Texte de référence.
3) Collaborative and participative are recurrent words in your book: how do you this approach rising nowadays? What are successful use cases that you could share with us?

Reynald Chapuis a mené à Pôle Emploi une remarquable démarche participative qui a réussie à toucher la moitié des collaborateurs de cette institution. Par participatif, nous entendons le fait de demander aux collaborateurs d’apporter leurs idées et propositions sur une thématique donnée. Les démarches participatives sont souvent les actions les plus simples à mettre en place et bien souvent permettent de découvrir des « pépites » rapidement utiles aux organisations. Néanmoins le participatif a ses limites et doit être vu comme un moyen qui ne peut être que le premier pas d’une démarche d’innovation. C’est néanmoins un moyen utile pour faire savoir aux collaborateurs qu’ils peuvent exprimer des idées pour l’institution.

À faire.
**1)** D'après le texte sur les démarches participatives, quelle part des collaborateurs de Pôle Emploi la démarche menée par Reynald Chapuis a-t-elle touchée ?
**2)** Rédigez la suite du texte sur les démarches participatives, en partant de sa dernière phrase.
Le matériel ne joue aucun rôle ici.

Informations fournies.
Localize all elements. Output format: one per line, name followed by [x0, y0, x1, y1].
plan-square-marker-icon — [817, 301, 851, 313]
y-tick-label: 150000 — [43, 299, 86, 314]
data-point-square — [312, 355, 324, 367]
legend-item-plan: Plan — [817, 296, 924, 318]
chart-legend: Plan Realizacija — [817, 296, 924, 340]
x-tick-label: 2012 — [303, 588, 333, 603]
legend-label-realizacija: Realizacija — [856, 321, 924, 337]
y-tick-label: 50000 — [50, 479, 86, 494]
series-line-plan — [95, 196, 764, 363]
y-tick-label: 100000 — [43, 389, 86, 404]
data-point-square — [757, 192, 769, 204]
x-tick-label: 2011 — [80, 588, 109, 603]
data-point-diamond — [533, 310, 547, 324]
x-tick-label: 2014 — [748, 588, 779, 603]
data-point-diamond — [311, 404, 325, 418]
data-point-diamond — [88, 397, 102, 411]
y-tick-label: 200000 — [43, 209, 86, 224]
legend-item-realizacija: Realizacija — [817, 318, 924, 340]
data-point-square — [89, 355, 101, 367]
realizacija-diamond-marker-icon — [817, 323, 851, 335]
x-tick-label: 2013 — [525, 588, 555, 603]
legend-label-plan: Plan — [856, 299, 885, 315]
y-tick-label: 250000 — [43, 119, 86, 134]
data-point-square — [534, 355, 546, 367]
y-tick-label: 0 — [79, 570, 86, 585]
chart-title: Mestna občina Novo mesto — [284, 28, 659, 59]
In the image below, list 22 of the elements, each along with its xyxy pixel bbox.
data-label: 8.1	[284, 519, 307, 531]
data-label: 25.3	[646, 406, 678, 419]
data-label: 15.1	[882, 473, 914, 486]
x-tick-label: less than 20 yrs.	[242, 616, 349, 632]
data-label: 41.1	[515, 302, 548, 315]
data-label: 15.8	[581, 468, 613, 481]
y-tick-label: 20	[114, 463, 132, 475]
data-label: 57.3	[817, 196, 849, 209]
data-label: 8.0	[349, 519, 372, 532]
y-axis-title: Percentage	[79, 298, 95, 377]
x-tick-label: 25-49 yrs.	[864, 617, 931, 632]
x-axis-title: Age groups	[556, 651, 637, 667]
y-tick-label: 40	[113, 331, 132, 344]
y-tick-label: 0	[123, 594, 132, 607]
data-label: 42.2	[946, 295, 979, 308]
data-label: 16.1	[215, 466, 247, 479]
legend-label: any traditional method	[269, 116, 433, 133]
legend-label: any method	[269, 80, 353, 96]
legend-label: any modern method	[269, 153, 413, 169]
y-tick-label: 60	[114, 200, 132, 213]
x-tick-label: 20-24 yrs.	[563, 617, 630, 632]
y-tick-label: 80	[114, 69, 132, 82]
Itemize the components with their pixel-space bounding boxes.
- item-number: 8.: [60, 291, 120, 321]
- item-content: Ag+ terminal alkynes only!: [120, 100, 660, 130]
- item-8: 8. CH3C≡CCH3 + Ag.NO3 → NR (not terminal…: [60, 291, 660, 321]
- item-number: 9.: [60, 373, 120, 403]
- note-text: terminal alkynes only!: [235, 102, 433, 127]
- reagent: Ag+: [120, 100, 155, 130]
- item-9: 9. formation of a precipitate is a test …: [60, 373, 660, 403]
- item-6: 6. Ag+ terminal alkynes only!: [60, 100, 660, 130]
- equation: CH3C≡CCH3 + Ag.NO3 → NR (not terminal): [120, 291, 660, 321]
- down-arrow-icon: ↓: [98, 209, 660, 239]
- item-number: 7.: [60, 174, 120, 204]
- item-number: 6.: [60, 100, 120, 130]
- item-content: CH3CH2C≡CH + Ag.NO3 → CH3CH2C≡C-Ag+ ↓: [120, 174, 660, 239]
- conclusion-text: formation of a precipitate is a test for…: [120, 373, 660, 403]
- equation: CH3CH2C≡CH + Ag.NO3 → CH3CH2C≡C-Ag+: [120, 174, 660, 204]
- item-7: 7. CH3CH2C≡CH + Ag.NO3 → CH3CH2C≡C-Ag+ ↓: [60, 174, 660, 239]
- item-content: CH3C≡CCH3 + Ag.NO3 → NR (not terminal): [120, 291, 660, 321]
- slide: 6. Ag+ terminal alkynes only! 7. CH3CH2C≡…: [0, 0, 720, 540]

Réponses rédigées.
**1)** La moitié des collaborateurs de l'institution.

**2)**
Le collaboratif est plus complexe dans la mesure où il s’agit de co-élaborer une vision, une solution ou une démarche. Techniquement c’est bien la mise en œuvre d’un ensemble d’intelligences multiples qu’il s’agit de réaliser. Bien souvent ces démarches se heurtent à de nombreux freins comme ; les égos, les formes d’intelligences qui ne se comprennent pas, le poids des hiérarchies, les travers de nos formations intellectuelles, les comportements sociaux,  etc … Dans cette mise en œuvre c’est bien souvent nous-mêmes qui sommes nos propres freins. C’est pour cela que j’incite régulièrement les Dirigeants à commencer par innover pour eux même. Le concept d’innovation est intéressant mais c’est la pratique de l’innovation qui enrichit. L’opportunité de la période actuelle c’est bien que les entreprises et les institutions ont compris qu’elles devaient trouver d’autres manières de faire. C’est un des grands enjeux pour la France qui est loin d’être la meilleure dans ce type d’exercice.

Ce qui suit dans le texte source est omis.